• Task brief:
Quote every entry word for word.

----- Data records -----

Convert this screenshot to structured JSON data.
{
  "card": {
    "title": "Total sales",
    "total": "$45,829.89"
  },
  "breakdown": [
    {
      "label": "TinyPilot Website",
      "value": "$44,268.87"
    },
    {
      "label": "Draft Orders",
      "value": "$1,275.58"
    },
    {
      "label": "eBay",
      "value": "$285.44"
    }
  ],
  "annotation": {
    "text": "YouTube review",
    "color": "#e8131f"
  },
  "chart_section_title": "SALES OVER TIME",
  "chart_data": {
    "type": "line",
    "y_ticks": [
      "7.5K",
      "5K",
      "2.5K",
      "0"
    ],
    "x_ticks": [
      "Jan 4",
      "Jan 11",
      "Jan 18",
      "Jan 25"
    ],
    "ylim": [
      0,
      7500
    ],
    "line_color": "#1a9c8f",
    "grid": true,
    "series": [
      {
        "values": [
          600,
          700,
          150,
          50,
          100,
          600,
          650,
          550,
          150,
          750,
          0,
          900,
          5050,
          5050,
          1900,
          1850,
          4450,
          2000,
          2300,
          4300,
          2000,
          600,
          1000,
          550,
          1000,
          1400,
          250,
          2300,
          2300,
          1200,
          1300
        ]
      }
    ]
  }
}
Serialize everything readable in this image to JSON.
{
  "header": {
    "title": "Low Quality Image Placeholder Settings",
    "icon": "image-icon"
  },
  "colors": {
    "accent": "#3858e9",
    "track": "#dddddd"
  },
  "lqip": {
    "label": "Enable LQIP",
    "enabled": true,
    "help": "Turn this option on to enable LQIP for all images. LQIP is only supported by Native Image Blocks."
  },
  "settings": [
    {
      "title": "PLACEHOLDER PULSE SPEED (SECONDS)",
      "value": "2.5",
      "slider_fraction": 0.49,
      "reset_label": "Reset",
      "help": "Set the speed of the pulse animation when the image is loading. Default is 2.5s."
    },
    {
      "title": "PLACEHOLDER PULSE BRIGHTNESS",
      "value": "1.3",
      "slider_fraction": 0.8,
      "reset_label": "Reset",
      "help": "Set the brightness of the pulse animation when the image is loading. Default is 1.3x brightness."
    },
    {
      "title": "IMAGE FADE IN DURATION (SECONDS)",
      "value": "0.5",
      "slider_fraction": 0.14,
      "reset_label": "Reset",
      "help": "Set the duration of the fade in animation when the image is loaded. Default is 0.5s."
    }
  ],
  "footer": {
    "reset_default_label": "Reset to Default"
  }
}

-----

• The output:
Convert this screenshot to structured JSON data.
{
  "card": {
    "title": "Total sales",
    "total": "$45,829.89"
  },
  "breakdown": [
    {
      "label": "TinyPilot Website",
      "value": "$44,268.87"
    },
    {
      "label": "Draft Orders",
      "value": "$1,275.58"
    },
    {
      "label": "eBay",
      "value": "$285.44"
    }
  ],
  "annotation": {
    "text": "YouTube review",
    "color": "#e8131f"
  },
  "chart_section_title": "SALES OVER TIME",
  "chart_data": {
    "type": "line",
    "y_ticks": [
      "7.5K",
      "5K",
      "2.5K",
      "0"
    ],
    "x_ticks": [
      "Jan 4",
      "Jan 11",
      "Jan 18",
      "Jan 25"
    ],
    "ylim": [
      0,
      7500
    ],
    "line_color": "#1a9c8f",
    "grid": true,
    "series": [
      {
        "values": [
          600,
          700,
          150,
          50,
          100,
          600,
          650,
          550,
          150,
          750,
          0,
          900,
          5050,
          5050,
          1900,
          1850,
          4450,
          2000,
          2300,
          4300,
          2000,
          600,
          1000,
          550,
          1000,
          1400,
          250,
          2300,
          2300,
          1200,
          1300
        ]
      }
    ]
  }
}
Serialize everything readable in this image to JSON.
{
  "header": {
    "title": "Low Quality Image Placeholder Settings",
    "icon": "image-icon"
  },
  "colors": {
    "accent": "#3858e9",
    "track": "#dddddd"
  },
  "lqip": {
    "label": "Enable LQIP",
    "enabled": true,
    "help": "Turn this option on to enable LQIP for all images. LQIP is only supported by Native Image Blocks."
  },
  "settings": [
    {
      "title": "PLACEHOLDER PULSE SPEED (SECONDS)",
      "value": "2.5",
      "slider_fraction": 0.49,
      "reset_label": "Reset",
      "help": "Set the speed of the pulse animation when the image is loading. Default is 2.5s."
    },
    {
      "title": "PLACEHOLDER PULSE BRIGHTNESS",
      "value": "1.3",
      "slider_fraction": 0.8,
      "reset_label": "Reset",
      "help": "Set the brightness of the pulse animation when the image is loading. Default is 1.3x brightness."
    },
    {
      "title": "IMAGE FADE IN DURATION (SECONDS)",
      "value": "0.5",
      "slider_fraction": 0.14,
      "reset_label": "Reset",
      "help": "Set the duration of the fade in animation when the image is loaded. Default is 0.5s."
    }
  ],
  "footer": {
    "reset_default_label": "Reset to Default"
  }
}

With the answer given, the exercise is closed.